>> START RECORDS
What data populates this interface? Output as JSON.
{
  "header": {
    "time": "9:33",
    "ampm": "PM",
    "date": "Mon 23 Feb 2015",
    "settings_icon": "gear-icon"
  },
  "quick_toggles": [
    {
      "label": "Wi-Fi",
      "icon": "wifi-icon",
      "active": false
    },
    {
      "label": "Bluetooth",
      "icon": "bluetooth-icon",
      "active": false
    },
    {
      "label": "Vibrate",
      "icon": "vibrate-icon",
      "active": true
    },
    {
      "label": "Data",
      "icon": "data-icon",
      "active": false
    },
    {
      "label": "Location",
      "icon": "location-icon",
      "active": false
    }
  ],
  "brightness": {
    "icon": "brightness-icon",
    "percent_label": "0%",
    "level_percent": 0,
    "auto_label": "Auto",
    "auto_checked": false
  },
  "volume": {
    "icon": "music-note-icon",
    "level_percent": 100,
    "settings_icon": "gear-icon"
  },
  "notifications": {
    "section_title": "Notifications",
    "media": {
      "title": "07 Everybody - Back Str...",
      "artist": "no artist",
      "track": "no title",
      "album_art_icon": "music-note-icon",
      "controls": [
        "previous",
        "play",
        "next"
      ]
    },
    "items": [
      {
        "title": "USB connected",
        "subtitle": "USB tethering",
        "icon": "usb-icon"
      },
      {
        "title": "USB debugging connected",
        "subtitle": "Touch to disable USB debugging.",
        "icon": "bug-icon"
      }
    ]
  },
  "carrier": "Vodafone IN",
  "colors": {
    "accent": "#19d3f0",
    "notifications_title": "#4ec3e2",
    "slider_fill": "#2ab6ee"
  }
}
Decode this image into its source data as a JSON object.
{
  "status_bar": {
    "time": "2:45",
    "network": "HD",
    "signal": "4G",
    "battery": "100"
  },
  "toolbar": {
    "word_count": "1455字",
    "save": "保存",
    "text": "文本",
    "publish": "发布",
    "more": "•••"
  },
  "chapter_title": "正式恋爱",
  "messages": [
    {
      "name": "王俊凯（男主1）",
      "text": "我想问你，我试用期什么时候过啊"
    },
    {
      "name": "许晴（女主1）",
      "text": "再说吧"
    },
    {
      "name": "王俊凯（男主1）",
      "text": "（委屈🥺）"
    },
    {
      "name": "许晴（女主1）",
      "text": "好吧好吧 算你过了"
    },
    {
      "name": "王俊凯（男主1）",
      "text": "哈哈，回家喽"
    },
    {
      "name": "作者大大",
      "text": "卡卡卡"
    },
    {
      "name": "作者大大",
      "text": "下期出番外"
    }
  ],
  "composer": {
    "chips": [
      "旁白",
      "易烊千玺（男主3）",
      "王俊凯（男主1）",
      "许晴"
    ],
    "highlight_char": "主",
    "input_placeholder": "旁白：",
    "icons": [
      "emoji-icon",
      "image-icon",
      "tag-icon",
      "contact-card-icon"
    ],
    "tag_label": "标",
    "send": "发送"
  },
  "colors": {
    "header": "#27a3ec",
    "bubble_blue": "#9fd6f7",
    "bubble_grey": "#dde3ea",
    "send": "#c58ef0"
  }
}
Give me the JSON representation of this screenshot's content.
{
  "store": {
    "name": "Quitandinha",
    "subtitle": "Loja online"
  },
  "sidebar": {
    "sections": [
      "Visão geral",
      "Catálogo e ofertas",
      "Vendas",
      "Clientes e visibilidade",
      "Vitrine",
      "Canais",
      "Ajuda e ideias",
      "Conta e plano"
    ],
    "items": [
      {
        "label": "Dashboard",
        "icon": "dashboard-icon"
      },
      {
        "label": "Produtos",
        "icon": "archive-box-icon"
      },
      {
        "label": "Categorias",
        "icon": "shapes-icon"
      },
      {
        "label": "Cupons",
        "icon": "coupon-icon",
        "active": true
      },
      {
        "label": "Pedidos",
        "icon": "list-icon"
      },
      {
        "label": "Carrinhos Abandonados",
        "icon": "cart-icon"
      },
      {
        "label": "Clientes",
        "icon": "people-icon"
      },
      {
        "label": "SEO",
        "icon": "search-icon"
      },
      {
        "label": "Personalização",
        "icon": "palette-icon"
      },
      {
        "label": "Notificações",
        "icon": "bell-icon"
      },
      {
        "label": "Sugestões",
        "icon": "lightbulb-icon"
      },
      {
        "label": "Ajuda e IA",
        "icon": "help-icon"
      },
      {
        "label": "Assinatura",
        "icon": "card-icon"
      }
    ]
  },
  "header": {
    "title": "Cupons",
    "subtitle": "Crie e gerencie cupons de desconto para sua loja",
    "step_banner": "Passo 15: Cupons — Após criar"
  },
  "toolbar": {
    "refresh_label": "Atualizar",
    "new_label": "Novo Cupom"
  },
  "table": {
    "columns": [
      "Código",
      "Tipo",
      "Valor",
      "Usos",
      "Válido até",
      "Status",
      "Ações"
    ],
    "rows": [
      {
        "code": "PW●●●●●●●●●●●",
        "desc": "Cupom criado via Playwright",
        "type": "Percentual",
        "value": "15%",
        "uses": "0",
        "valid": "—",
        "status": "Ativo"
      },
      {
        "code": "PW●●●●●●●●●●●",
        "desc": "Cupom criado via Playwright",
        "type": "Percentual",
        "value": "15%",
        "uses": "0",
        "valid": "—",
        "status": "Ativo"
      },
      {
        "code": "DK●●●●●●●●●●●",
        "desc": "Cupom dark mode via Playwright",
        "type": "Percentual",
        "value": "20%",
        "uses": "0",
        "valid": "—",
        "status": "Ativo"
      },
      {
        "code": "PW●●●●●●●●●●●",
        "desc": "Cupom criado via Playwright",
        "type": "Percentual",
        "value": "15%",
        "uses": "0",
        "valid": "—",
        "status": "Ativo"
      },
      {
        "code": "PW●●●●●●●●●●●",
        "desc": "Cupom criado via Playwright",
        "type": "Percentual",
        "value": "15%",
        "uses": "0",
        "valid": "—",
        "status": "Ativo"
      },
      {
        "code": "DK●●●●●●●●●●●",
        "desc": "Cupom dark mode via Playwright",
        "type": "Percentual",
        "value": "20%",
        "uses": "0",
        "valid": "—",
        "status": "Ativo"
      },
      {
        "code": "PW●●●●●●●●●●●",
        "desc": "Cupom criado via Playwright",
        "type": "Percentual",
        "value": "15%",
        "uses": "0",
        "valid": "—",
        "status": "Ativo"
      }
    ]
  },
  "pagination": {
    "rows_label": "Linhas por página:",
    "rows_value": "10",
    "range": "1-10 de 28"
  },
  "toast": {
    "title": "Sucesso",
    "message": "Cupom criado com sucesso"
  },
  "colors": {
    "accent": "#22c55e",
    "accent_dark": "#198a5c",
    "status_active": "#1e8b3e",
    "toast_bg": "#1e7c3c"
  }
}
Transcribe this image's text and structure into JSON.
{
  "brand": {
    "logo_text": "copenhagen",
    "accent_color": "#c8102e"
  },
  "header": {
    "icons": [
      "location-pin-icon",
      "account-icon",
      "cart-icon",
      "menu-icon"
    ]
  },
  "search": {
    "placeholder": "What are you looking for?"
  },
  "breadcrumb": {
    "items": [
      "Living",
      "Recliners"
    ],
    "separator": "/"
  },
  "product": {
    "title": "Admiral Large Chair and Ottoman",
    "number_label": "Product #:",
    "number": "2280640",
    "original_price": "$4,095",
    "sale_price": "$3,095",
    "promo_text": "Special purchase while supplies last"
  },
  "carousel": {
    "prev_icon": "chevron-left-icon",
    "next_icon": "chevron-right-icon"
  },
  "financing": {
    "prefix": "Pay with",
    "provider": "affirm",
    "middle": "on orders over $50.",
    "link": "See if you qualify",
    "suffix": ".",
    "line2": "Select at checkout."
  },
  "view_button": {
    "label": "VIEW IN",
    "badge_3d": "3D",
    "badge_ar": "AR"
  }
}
>> END RECORDS
* [GIVEN EXERCISE]: Collect the lines of the records that include the string "JSON".

* [RESPONSE FOR THIS EXERCISE]:
What data populates this interface? Output as JSON.
Decode this image into its source data as a JSON object.
Give me the JSON representation of this screenshot's content.
Transcribe this image's text and structure into JSON.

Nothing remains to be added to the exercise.